Where a line in the records below contains the string "COVID", tally it; give only the final number.
[STORED DATA]
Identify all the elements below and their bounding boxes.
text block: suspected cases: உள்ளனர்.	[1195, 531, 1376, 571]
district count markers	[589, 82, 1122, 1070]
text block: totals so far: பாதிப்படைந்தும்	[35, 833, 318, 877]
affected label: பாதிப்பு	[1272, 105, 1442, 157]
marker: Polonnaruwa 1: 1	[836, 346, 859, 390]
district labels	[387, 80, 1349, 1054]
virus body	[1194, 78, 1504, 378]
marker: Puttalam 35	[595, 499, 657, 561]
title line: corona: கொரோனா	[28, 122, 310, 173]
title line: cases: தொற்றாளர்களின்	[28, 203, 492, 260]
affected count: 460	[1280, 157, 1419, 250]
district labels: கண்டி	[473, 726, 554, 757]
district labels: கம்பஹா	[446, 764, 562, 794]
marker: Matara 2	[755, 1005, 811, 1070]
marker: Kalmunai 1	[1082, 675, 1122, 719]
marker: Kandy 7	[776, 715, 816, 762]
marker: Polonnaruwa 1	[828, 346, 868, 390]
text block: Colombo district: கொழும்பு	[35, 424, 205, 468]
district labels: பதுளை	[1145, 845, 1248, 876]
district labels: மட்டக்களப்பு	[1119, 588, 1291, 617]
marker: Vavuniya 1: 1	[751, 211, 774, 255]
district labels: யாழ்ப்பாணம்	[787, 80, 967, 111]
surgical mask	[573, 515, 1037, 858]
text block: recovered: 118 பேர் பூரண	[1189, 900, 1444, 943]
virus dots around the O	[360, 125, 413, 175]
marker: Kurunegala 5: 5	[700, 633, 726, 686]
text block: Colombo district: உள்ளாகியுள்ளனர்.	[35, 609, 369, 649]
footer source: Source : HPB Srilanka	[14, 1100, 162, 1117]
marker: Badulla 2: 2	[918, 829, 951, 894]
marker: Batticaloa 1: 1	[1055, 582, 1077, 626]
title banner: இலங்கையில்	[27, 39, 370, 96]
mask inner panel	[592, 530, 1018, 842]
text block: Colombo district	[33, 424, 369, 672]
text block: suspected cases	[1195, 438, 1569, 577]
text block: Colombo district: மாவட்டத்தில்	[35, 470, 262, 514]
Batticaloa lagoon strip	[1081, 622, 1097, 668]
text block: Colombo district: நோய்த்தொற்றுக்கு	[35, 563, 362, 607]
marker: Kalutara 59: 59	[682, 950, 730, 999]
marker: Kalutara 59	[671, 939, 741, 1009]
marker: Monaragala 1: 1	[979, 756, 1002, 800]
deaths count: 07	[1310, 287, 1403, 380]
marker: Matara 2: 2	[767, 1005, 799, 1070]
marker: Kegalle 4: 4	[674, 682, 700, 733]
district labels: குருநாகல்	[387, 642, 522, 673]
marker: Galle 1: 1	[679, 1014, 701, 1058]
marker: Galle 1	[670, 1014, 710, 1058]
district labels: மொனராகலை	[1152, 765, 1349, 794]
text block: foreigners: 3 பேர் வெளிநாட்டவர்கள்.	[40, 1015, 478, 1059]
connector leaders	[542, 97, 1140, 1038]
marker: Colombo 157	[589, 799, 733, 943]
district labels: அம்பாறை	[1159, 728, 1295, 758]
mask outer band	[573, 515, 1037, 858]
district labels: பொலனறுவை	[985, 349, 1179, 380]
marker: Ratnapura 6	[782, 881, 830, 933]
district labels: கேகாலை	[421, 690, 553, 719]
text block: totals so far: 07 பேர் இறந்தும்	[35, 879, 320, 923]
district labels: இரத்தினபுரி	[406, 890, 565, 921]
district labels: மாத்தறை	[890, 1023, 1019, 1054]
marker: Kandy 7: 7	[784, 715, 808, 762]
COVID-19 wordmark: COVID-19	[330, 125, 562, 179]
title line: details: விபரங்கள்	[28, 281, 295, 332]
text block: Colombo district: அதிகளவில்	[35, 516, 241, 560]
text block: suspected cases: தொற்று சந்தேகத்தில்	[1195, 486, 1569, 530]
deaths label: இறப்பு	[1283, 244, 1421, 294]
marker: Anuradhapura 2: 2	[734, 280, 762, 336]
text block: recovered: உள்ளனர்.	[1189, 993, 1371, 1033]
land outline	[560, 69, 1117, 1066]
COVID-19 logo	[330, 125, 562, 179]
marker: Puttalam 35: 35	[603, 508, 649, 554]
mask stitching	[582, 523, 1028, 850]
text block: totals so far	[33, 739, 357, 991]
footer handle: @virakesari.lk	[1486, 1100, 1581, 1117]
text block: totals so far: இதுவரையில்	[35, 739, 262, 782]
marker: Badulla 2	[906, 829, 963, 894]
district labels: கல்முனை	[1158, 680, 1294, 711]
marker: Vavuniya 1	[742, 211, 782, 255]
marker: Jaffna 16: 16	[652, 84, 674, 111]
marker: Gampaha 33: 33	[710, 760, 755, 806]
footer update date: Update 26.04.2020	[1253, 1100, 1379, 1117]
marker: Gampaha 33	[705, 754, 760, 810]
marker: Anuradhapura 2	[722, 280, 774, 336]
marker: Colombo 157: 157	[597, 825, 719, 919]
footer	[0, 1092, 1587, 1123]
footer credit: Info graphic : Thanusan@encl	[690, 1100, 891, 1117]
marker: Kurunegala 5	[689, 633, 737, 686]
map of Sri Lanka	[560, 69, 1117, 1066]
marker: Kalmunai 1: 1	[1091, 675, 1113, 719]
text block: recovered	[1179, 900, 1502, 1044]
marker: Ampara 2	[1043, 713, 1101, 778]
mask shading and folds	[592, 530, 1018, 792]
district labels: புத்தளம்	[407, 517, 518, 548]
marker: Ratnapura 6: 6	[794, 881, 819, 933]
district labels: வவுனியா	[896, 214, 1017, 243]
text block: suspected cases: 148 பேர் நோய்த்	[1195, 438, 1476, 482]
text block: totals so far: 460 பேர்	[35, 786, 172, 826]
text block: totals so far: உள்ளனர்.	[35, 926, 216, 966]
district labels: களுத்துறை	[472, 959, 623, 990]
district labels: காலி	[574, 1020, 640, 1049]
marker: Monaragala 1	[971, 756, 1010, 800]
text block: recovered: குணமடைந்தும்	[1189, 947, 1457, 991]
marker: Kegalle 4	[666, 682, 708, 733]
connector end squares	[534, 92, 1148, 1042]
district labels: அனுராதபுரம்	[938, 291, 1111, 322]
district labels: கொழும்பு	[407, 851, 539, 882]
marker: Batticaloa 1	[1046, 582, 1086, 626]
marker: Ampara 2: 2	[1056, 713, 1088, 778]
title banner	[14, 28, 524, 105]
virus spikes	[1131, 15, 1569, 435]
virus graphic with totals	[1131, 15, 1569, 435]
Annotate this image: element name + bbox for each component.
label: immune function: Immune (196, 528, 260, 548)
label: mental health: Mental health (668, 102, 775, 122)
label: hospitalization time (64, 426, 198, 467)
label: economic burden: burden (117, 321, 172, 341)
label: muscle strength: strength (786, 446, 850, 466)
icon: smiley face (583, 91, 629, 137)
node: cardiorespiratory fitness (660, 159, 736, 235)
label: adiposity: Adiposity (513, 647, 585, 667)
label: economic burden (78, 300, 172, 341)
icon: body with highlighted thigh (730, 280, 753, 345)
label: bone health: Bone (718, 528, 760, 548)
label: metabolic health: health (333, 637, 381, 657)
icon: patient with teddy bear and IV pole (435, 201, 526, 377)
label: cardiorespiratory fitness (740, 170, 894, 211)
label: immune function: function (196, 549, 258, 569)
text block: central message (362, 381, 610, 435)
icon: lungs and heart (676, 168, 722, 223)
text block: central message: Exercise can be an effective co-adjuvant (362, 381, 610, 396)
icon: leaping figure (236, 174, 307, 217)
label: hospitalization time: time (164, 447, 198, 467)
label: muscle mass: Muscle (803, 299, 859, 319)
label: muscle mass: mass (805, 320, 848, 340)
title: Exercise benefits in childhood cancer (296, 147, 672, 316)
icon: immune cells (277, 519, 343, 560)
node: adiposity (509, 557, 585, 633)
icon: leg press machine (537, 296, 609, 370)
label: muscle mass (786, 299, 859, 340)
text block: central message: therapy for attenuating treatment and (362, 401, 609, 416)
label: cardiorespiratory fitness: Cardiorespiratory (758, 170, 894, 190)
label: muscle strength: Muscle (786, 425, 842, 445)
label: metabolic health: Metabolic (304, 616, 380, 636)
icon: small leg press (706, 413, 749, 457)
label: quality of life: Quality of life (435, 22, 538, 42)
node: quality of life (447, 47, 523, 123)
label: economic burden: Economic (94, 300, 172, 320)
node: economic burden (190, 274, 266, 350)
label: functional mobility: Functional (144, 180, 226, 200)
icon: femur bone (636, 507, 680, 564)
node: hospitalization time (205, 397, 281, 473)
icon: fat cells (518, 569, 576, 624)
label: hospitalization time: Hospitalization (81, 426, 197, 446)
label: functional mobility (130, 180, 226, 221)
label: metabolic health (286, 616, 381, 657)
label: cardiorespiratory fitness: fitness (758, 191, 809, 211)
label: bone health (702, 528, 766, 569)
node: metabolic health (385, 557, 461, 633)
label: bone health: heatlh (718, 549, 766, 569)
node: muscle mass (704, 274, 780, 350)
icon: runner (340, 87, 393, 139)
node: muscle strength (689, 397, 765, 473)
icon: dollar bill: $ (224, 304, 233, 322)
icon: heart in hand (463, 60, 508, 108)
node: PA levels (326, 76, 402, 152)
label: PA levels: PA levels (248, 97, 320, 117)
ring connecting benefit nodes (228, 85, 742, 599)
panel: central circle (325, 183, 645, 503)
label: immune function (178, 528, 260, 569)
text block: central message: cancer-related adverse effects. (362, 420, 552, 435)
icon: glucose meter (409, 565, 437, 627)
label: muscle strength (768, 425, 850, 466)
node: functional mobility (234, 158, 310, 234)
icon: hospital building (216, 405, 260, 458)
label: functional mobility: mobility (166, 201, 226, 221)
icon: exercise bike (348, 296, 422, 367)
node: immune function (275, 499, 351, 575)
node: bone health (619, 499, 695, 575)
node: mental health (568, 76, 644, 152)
[/STORED DATA]
RESULT FOR THIS EXERCISE -> 2